Output every line below exactly.

● Given data
○ ○ ○ ○ ○ ○ ○

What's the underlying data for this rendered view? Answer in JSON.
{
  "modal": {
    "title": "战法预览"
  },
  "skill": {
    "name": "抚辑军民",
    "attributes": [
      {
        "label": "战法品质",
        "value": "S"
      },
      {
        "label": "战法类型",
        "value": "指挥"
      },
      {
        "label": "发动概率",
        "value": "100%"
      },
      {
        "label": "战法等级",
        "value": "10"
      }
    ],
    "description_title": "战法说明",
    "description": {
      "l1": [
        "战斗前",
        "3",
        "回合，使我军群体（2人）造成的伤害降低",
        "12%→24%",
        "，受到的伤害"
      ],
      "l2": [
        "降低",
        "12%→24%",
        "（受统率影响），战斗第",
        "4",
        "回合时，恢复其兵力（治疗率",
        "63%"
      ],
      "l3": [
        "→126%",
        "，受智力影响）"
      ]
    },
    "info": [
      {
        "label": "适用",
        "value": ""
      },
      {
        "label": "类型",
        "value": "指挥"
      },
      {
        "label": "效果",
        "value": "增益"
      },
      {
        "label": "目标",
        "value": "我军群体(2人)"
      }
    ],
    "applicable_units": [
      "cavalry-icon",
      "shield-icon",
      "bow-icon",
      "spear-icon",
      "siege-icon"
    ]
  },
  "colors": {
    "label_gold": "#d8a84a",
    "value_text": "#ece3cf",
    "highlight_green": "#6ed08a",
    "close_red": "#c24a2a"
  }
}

○ ○ ○ ○ ○ ○ ○

● Complete output
What's the underlying data for this rendered view? Answer in JSON.
{
  "modal": {
    "title": "战法预览"
  },
  "skill": {
    "name": "抚辑军民",
    "attributes": [
      {
        "label": "战法品质",
        "value": "S"
      },
      {
        "label": "战法类型",
        "value": "指挥"
      },
      {
        "label": "发动概率",
        "value": "100%"
      },
      {
        "label": "战法等级",
        "value": "10"
      }
    ],
    "description_title": "战法说明",
    "description": {
      "l1": [
        "战斗前",
        "3",
        "回合，使我军群体（2人）造成的伤害降低",
        "12%→24%",
        "，受到的伤害"
      ],
      "l2": [
        "降低",
        "12%→24%",
        "（受统率影响），战斗第",
        "4",
        "回合时，恢复其兵力（治疗率",
        "63%"
      ],
      "l3": [
        "→126%",
        "，受智力影响）"
      ]
    },
    "info": [
      {
        "label": "适用",
        "value": ""
      },
      {
        "label": "类型",
        "value": "指挥"
      },
      {
        "label": "效果",
        "value": "增益"
      },
      {
        "label": "目标",
        "value": "我军群体(2人)"
      }
    ],
    "applicable_units": [
      "cavalry-icon",
      "shield-icon",
      "bow-icon",
      "spear-icon",
      "siege-icon"
    ]
  },
  "colors": {
    "label_gold": "#d8a84a",
    "value_text": "#ece3cf",
    "highlight_green": "#6ed08a",
    "close_red": "#c24a2a"
  }
}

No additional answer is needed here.